-- start of Extracted entries --

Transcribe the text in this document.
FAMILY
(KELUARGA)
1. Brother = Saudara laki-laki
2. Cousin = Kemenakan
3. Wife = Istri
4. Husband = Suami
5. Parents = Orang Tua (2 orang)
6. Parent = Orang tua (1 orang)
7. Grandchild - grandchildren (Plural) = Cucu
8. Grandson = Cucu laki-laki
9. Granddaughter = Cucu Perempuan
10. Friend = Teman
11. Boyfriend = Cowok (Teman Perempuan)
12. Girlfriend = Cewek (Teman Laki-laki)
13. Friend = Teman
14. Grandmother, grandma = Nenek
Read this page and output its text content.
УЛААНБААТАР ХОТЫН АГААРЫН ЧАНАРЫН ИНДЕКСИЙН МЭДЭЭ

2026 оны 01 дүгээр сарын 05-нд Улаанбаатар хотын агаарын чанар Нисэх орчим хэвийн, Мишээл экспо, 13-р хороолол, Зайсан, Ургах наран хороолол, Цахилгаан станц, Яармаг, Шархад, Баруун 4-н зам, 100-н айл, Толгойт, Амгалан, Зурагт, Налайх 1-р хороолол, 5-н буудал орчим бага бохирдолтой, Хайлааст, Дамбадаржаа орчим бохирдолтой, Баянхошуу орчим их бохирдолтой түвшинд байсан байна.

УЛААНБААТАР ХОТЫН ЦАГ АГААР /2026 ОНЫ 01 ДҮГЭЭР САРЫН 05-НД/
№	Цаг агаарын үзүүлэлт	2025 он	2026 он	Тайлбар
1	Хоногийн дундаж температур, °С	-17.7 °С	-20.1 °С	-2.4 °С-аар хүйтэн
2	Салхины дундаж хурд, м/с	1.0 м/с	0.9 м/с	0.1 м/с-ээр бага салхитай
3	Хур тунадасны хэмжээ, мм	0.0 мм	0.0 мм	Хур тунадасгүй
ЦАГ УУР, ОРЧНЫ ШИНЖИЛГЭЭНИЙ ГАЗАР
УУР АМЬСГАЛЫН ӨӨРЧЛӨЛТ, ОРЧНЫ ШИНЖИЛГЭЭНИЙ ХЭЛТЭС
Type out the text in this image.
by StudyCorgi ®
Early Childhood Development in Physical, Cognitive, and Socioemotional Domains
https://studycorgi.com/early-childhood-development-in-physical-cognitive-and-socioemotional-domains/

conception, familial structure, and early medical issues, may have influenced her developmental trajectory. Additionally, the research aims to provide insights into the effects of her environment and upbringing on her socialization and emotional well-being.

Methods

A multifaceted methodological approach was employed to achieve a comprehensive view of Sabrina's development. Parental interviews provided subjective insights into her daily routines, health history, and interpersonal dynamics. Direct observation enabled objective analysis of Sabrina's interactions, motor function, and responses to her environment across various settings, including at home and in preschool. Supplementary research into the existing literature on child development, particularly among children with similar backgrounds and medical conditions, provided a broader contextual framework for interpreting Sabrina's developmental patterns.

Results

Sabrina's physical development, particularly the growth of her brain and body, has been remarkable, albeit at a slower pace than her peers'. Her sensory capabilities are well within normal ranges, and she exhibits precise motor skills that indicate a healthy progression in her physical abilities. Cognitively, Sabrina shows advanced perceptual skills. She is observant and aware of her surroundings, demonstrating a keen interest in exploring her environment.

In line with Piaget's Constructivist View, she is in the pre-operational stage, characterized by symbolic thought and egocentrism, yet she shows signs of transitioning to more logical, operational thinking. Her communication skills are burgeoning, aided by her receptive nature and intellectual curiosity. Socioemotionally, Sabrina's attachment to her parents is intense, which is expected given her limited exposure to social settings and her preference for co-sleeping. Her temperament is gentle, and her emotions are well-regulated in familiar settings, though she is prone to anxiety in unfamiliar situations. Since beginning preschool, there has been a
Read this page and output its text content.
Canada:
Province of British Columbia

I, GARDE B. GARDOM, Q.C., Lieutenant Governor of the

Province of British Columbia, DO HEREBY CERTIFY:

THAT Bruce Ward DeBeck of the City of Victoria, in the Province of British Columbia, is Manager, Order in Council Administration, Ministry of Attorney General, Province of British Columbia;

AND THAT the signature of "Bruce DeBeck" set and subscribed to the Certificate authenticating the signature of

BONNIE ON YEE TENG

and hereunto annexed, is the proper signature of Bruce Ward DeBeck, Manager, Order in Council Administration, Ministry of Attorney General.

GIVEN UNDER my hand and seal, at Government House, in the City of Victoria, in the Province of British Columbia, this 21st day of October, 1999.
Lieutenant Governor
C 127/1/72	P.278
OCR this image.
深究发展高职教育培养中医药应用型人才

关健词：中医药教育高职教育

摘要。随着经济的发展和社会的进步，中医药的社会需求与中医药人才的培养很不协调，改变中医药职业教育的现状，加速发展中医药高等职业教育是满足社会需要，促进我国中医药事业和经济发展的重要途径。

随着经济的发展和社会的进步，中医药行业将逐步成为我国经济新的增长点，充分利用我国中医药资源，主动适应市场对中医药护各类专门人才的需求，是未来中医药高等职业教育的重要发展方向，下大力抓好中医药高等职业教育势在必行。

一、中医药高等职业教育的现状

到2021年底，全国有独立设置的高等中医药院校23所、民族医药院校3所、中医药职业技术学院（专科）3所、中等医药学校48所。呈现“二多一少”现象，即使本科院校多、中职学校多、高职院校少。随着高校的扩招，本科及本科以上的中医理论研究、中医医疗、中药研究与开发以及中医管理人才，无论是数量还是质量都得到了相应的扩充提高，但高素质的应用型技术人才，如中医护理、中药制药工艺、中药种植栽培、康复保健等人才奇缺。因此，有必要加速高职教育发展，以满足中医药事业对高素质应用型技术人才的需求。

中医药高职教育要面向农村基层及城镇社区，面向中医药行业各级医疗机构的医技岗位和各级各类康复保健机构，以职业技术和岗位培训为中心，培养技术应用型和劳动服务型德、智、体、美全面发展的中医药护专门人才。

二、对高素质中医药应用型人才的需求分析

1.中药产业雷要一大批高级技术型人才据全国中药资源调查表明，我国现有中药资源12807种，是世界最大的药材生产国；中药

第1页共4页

-- end of Extracted entries --

**What is expected:** Every line containing the string "Orang" must be listed.

**Result of this exercise:**
5. Parents = Orang Tua (2 orang)
6. Parent = Orang tua (1 orang)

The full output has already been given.